== Raw records ==
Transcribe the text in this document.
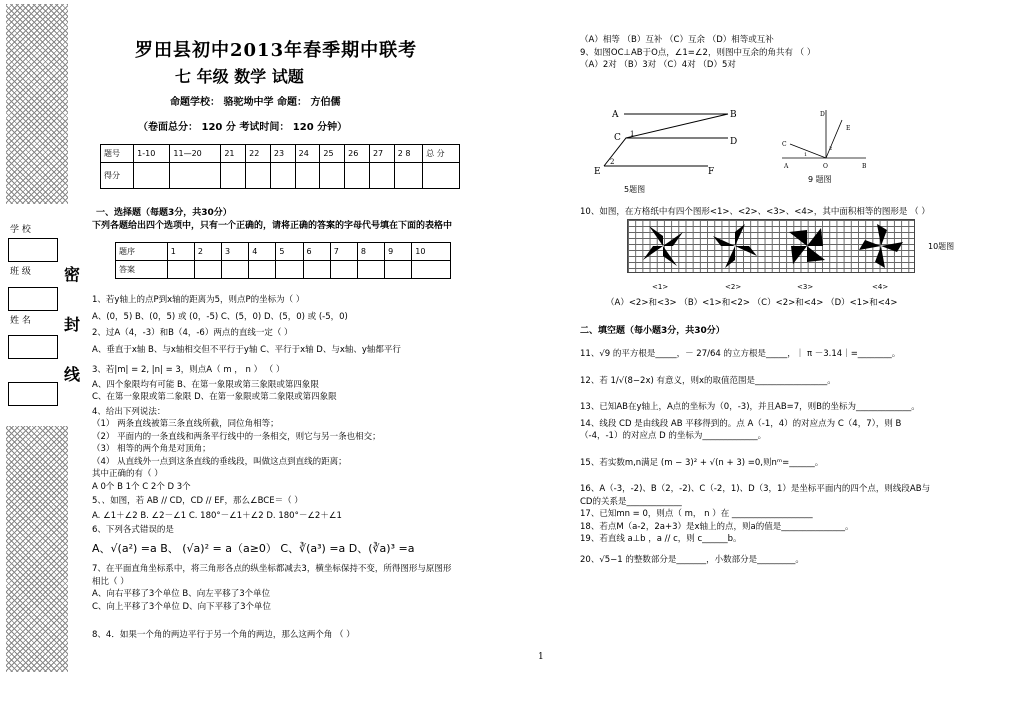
学 校
班 级
姓 名
密
封
线
罗田县初中2013年春季期中联考
七 年级 数学 试题
命题学校： 骆驼坳中学 命题： 方伯儒
（卷面总分： 120 分 考试时间： 120 分钟）
题号	1-10	11—20	21	22	23	24	25	26	27	2 8	总 分
得分											
一、选择题（每题3分，共30分）
下列各题给出四个选项中，只有一个正确的，请将正确的答案的字母代号填在下面的表格中
题序	1	2	3	4	5	6	7	8	9	10
答案										
1、若y轴上的点P到x轴的距离为5，则点P的坐标为（ ）
A、(0，5) B、(0，5) 或 (0，-5) C、(5，0) D、(5，0) 或 (-5，0)
2、过A（4，-3）和B（4，-6）两点的直线一定（ ）
A、垂直于x轴 B、与x轴相交但不平行于y轴 C、平行于x轴 D、与x轴、y轴都平行
3、若|m| = 2, |n| = 3，则点A（ m ， n ） （ ）
A、四个象限均有可能 B、在第一象限或第三象限或第四象限
C、在第一象限或第二象限 D、在第一象限或第二象限或第四象限
4、给出下列说法：
（1） 两条直线被第三条直线所截，同位角相等；
（2） 平面内的一条直线和两条平行线中的一条相交，则它与另一条也相交；
（3） 相等的两个角是对顶角；
（4） 从直线外一点到这条直线的垂线段，叫做这点到直线的距离；
其中正确的有（ ）
A 0个 B 1个 C 2个 D 3个
5、、如图，若 AB // CD，CD // EF，那么∠BCE＝（ ）
A. ∠1＋∠2 B. ∠2－∠1 C. 180°－∠1＋∠2 D. 180°－∠2＋∠1
6、下列各式错误的是
A、√(a²) =a B、 (√a)² = a（a≥0） C、∛(a³) =a D、(∛a)³ =a
7、在平面直角坐标系中，将三角形各点的纵坐标都减去3，横坐标保持不变，所得图形与原图形
相比（ ）
A、向右平移了3个单位 B、向左平移了3个单位
C、向上平移了3个单位 D、向下平移了3个单位
8、4．如果一个角的两边平行于另一个角的两边，那么这两个角 （ ）
（A）相等 （B）互补 （C）互余 （D）相等或互补
9、如图OC⊥AB于O点，∠1=∠2，则图中互余的角共有 （ ）
（A）2对 （B）3对 （C）4对 （D）5对
A	B
C	D
E	F
1
2
5题图
D
E
A	O	B
C
1
2
9 题图
10、如图，在方格纸中有四个图形<1>、<2>、<3>、<4>，其中面积相等的图形是 （ ）
<1>	<2>	<3>	<4>
10题图
（A）<2>和<3> （B）<1>和<2> （C）<2>和<4> （D）<1>和<4>
二、填空题（每小题3分，共30分）
11、√9 的平方根是_____，－ 27/64 的立方根是_____，｜ π －3.14｜=________。
12、若 1/√(8−2x) 有意义，则x的取值范围是_________________。
13、已知AB在y轴上，A点的坐标为（0，-3)，并且AB=7，则B的坐标为_____________。
14、线段 CD 是由线段 AB 平移得到的。点 A（-1，4）的对应点为 C（4，7），则 B
（-4，-1）的对应点 D 的坐标为_____________。
15、若实数m,n满足 (m − 3)² + √(n + 3) =0,则nᵐ=______。
16、A（-3，-2)、B（2，-2)、C（-2，1)、D（3，1）是坐标平面内的四个点，则线段AB与
CD的关系是_____________
17、已知mn = 0，则点（ m， n ）在 ___________________
18、若点M（a-2，2a+3）是x轴上的点，则a的值是_______________。
19、若直线 a⊥b ，a // c，则 c______b。
20、√5−1 的整数部分是_______，小数部分是_________。
1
===
Take the listing above and restate it word for word, without its pictures.

Transcribe the text in this document.
学 校
班 级
姓 名
密
封
线
罗田县初中2013年春季期中联考
七 年级 数学 试题
命题学校： 骆驼坳中学 命题： 方伯儒
（卷面总分： 120 分 考试时间： 120 分钟）
题号	1-10	11—20	21	22	23	24	25	26	27	2 8	总 分
得分											
一、选择题（每题3分，共30分）
下列各题给出四个选项中，只有一个正确的，请将正确的答案的字母代号填在下面的表格中
题序	1	2	3	4	5	6	7	8	9	10
答案										
1、若y轴上的点P到x轴的距离为5，则点P的坐标为（ ）
A、(0，5) B、(0，5) 或 (0，-5) C、(5，0) D、(5，0) 或 (-5，0)
2、过A（4，-3）和B（4，-6）两点的直线一定（ ）
A、垂直于x轴 B、与x轴相交但不平行于y轴 C、平行于x轴 D、与x轴、y轴都平行
3、若|m| = 2, |n| = 3，则点A（ m ， n ） （ ）
A、四个象限均有可能 B、在第一象限或第三象限或第四象限
C、在第一象限或第二象限 D、在第一象限或第二象限或第四象限
4、给出下列说法：
（1） 两条直线被第三条直线所截，同位角相等；
（2） 平面内的一条直线和两条平行线中的一条相交，则它与另一条也相交；
（3） 相等的两个角是对顶角；
（4） 从直线外一点到这条直线的垂线段，叫做这点到直线的距离；
其中正确的有（ ）
A 0个 B 1个 C 2个 D 3个
5、、如图，若 AB // CD，CD // EF，那么∠BCE＝（ ）
A. ∠1＋∠2 B. ∠2－∠1 C. 180°－∠1＋∠2 D. 180°－∠2＋∠1
6、下列各式错误的是
A、√(a²) =a B、 (√a)² = a（a≥0） C、∛(a³) =a D、(∛a)³ =a
7、在平面直角坐标系中，将三角形各点的纵坐标都减去3，横坐标保持不变，所得图形与原图形
相比（ ）
A、向右平移了3个单位 B、向左平移了3个单位
C、向上平移了3个单位 D、向下平移了3个单位
8、4．如果一个角的两边平行于另一个角的两边，那么这两个角 （ ）
（A）相等 （B）互补 （C）互余 （D）相等或互补
9、如图OC⊥AB于O点，∠1=∠2，则图中互余的角共有 （ ）
（A）2对 （B）3对 （C）4对 （D）5对
A	B
C	D
E	F
1
2
5题图
D
E
A	O	B
C
1
2
9 题图
10、如图，在方格纸中有四个图形<1>、<2>、<3>、<4>，其中面积相等的图形是 （ ）
<1>	<2>	<3>	<4>
10题图
（A）<2>和<3> （B）<1>和<2> （C）<2>和<4> （D）<1>和<4>
二、填空题（每小题3分，共30分）
11、√9 的平方根是_____，－ 27/64 的立方根是_____，｜ π －3.14｜=________。
12、若 1/√(8−2x) 有意义，则x的取值范围是_________________。
13、已知AB在y轴上，A点的坐标为（0，-3)，并且AB=7，则B的坐标为_____________。
14、线段 CD 是由线段 AB 平移得到的。点 A（-1，4）的对应点为 C（4，7），则 B
（-4，-1）的对应点 D 的坐标为_____________。
15、若实数m,n满足 (m − 3)² + √(n + 3) =0,则nᵐ=______。
16、A（-3，-2)、B（2，-2)、C（-2，1)、D（3，1）是坐标平面内的四个点，则线段AB与
CD的关系是_____________
17、已知mn = 0，则点（ m， n ）在 ___________________
18、若点M（a-2，2a+3）是x轴上的点，则a的值是_______________。
19、若直线 a⊥b ，a // c，则 c______b。
20、√5−1 的整数部分是_______，小数部分是_________。
1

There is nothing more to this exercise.